TO BE DONE:
Output all lines exactly, with nothing added or dropped.

TASK INPUT:
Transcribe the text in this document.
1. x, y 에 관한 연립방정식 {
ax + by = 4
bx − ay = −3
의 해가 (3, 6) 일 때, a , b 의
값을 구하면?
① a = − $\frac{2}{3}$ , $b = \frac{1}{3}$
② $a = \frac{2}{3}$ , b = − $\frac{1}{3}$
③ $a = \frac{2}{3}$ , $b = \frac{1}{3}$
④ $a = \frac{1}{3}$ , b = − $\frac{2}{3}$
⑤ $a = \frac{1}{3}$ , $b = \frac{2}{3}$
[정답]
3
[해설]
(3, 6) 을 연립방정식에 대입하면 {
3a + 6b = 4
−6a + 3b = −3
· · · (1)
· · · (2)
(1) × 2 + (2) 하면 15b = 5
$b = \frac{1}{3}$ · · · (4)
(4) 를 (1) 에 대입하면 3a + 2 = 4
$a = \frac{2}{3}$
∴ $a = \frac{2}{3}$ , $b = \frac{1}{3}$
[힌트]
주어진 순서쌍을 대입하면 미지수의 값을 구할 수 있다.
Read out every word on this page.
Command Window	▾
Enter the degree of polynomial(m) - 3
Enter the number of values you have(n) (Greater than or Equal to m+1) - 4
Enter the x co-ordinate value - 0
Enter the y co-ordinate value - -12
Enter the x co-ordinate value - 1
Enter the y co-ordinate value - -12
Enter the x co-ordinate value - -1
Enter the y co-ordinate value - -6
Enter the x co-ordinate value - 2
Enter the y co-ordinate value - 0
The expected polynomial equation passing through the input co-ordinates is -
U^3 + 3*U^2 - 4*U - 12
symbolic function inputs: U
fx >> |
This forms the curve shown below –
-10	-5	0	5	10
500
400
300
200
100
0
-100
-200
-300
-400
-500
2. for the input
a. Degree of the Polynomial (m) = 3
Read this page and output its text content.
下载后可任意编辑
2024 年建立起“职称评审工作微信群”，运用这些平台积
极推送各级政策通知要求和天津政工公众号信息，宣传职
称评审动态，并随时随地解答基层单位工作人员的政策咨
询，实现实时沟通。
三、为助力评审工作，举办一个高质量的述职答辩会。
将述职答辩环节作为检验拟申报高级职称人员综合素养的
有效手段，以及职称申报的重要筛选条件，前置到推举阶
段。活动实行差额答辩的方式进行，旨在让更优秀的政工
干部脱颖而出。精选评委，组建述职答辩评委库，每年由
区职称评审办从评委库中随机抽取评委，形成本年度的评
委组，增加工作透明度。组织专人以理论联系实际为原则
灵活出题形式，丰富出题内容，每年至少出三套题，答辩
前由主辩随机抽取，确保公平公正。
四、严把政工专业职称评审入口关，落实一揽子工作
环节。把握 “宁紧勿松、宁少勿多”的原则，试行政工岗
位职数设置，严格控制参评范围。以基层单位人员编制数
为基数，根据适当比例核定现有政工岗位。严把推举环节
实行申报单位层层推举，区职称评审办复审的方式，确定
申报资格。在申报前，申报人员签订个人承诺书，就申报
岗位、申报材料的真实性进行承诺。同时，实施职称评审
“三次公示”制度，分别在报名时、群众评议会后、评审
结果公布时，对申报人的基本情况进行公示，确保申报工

FINAL ANSWER:
Transcribe the text in this document.
1. x, y 에 관한 연립방정식 {
ax + by = 4
bx − ay = −3
의 해가 (3, 6) 일 때, a , b 의
값을 구하면?
① a = − $\frac{2}{3}$ , $b = \frac{1}{3}$
② $a = \frac{2}{3}$ , b = − $\frac{1}{3}$
③ $a = \frac{2}{3}$ , $b = \frac{1}{3}$
④ $a = \frac{1}{3}$ , b = − $\frac{2}{3}$
⑤ $a = \frac{1}{3}$ , $b = \frac{2}{3}$
[정답]
3
[해설]
(3, 6) 을 연립방정식에 대입하면 {
3a + 6b = 4
−6a + 3b = −3
· · · (1)
· · · (2)
(1) × 2 + (2) 하면 15b = 5
$b = \frac{1}{3}$ · · · (4)
(4) 를 (1) 에 대입하면 3a + 2 = 4
$a = \frac{2}{3}$
∴ $a = \frac{2}{3}$ , $b = \frac{1}{3}$
[힌트]
주어진 순서쌍을 대입하면 미지수의 값을 구할 수 있다.
Read out every word on this page.
Command Window	▾
Enter the degree of polynomial(m) - 3
Enter the number of values you have(n) (Greater than or Equal to m+1) - 4
Enter the x co-ordinate value - 0
Enter the y co-ordinate value - -12
Enter the x co-ordinate value - 1
Enter the y co-ordinate value - -12
Enter the x co-ordinate value - -1
Enter the y co-ordinate value - -6
Enter the x co-ordinate value - 2
Enter the y co-ordinate value - 0
The expected polynomial equation passing through the input co-ordinates is -
U^3 + 3*U^2 - 4*U - 12
symbolic function inputs: U
fx >> |
This forms the curve shown below –
-10	-5	0	5	10
500
400
300
200
100
0
-100
-200
-300
-400
-500
2. for the input
a. Degree of the Polynomial (m) = 3
Read this page and output its text content.
下载后可任意编辑
2024 年建立起“职称评审工作微信群”，运用这些平台积
极推送各级政策通知要求和天津政工公众号信息，宣传职
称评审动态，并随时随地解答基层单位工作人员的政策咨
询，实现实时沟通。
三、为助力评审工作，举办一个高质量的述职答辩会。
将述职答辩环节作为检验拟申报高级职称人员综合素养的
有效手段，以及职称申报的重要筛选条件，前置到推举阶
段。活动实行差额答辩的方式进行，旨在让更优秀的政工
干部脱颖而出。精选评委，组建述职答辩评委库，每年由
区职称评审办从评委库中随机抽取评委，形成本年度的评
委组，增加工作透明度。组织专人以理论联系实际为原则
灵活出题形式，丰富出题内容，每年至少出三套题，答辩
前由主辩随机抽取，确保公平公正。
四、严把政工专业职称评审入口关，落实一揽子工作
环节。把握 “宁紧勿松、宁少勿多”的原则，试行政工岗
位职数设置，严格控制参评范围。以基层单位人员编制数
为基数，根据适当比例核定现有政工岗位。严把推举环节
实行申报单位层层推举，区职称评审办复审的方式，确定
申报资格。在申报前，申报人员签订个人承诺书，就申报
岗位、申报材料的真实性进行承诺。同时，实施职称评审
“三次公示”制度，分别在报名时、群众评议会后、评审
结果公布时，对申报人的基本情况进行公示，确保申报工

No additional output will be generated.